Task inputs:
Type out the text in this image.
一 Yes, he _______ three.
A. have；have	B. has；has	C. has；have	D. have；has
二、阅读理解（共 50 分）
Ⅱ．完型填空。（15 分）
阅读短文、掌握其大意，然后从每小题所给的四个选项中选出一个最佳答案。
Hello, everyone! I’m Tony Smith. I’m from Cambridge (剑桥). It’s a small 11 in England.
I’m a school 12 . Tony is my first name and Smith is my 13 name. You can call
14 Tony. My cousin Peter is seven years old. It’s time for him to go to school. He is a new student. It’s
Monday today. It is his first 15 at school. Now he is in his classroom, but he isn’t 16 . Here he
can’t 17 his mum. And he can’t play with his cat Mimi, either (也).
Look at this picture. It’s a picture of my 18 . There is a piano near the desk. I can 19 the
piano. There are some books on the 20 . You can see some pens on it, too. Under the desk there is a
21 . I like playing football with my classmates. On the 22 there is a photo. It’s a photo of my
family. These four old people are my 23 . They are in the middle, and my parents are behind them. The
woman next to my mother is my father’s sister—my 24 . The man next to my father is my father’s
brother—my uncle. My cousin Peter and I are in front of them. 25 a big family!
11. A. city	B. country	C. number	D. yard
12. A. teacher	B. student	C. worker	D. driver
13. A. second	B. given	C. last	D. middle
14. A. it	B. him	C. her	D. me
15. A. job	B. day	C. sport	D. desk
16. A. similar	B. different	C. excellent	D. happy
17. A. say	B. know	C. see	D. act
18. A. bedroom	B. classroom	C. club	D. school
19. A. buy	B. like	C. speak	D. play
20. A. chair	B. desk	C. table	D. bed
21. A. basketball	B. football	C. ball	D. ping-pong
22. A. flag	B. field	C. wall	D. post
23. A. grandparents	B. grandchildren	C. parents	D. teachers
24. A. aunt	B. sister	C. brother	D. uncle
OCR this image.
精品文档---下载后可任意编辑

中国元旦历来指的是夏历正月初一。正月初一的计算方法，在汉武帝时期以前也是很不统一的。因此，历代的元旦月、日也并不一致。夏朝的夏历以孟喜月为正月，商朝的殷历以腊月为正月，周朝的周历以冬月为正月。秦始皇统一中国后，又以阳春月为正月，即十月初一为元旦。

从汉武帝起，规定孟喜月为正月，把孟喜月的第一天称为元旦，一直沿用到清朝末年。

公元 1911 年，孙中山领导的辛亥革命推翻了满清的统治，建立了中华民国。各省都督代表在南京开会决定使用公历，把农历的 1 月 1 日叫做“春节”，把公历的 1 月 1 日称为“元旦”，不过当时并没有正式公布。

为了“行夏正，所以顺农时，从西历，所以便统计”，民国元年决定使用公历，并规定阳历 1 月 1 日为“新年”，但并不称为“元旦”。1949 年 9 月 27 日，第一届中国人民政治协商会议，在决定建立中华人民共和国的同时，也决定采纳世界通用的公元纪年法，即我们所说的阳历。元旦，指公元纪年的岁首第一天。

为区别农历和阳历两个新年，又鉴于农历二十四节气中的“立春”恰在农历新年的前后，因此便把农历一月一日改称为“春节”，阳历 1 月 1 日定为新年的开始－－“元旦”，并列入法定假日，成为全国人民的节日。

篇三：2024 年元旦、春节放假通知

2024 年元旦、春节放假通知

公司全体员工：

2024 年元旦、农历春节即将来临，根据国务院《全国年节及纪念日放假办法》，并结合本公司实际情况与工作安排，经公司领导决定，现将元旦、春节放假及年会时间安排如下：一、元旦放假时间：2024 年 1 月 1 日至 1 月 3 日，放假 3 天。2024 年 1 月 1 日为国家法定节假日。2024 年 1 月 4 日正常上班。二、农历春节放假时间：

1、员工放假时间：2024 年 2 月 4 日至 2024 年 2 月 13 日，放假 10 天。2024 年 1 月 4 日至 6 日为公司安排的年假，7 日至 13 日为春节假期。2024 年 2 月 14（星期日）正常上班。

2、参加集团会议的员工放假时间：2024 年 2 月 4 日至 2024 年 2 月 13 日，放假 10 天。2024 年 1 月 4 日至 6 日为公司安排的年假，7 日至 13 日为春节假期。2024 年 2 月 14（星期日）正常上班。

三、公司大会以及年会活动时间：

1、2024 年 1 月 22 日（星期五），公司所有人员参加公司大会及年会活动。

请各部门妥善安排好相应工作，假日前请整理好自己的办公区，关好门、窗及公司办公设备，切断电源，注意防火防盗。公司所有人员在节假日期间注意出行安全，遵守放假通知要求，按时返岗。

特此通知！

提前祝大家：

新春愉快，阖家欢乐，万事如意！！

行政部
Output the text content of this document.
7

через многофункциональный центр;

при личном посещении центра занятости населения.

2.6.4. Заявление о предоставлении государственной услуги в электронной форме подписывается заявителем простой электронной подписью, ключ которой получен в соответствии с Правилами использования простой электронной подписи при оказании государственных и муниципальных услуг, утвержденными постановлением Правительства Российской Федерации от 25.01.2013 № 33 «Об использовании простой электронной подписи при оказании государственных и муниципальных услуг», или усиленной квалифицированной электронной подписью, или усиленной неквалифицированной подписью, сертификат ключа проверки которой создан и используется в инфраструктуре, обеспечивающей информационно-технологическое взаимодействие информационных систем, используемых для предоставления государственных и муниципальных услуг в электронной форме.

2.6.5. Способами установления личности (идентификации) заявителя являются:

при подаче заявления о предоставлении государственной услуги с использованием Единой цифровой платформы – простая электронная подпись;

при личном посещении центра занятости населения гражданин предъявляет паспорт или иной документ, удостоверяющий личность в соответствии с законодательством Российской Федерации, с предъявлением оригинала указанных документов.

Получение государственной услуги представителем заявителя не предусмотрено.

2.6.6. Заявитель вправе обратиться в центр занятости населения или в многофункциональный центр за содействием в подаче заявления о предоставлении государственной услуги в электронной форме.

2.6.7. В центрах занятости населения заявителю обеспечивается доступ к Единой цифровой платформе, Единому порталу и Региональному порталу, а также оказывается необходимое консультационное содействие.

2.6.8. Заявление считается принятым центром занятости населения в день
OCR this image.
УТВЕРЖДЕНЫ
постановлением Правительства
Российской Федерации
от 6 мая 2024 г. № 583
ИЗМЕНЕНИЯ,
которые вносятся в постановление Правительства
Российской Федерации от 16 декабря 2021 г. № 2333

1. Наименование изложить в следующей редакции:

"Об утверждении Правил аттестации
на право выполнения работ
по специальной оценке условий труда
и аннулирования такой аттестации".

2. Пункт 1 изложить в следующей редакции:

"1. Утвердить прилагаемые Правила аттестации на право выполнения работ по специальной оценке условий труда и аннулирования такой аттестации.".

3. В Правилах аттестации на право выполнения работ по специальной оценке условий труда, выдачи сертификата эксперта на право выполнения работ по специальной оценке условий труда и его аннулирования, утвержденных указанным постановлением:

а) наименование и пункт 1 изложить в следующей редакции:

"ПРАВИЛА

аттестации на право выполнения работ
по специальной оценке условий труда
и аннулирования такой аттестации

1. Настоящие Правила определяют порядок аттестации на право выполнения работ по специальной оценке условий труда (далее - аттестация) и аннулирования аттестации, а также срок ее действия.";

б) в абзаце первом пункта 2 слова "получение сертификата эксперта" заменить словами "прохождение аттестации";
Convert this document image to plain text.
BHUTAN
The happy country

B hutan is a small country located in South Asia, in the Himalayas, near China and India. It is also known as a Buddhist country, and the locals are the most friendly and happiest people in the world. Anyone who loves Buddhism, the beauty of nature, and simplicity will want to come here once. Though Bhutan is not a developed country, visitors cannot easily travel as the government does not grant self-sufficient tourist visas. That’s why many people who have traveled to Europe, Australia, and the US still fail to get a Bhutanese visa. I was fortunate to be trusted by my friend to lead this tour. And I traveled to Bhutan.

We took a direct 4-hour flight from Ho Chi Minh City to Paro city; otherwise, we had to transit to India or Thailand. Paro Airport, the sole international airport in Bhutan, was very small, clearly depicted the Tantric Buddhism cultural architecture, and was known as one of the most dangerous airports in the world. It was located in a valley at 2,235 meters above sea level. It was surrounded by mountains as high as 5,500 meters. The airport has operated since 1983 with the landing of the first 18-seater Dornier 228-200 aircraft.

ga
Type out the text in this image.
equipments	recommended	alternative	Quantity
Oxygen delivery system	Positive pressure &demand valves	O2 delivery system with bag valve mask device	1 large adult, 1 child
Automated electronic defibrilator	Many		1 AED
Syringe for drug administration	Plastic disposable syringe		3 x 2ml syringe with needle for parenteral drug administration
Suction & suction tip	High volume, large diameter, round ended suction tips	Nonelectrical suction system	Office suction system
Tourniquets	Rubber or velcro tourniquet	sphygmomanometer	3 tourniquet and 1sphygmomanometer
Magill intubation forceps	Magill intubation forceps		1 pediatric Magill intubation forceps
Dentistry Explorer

What you are asked to do: How many lines in these entries hold the string "заявителя"? Answer with the number alone.

Response for this exercise: 2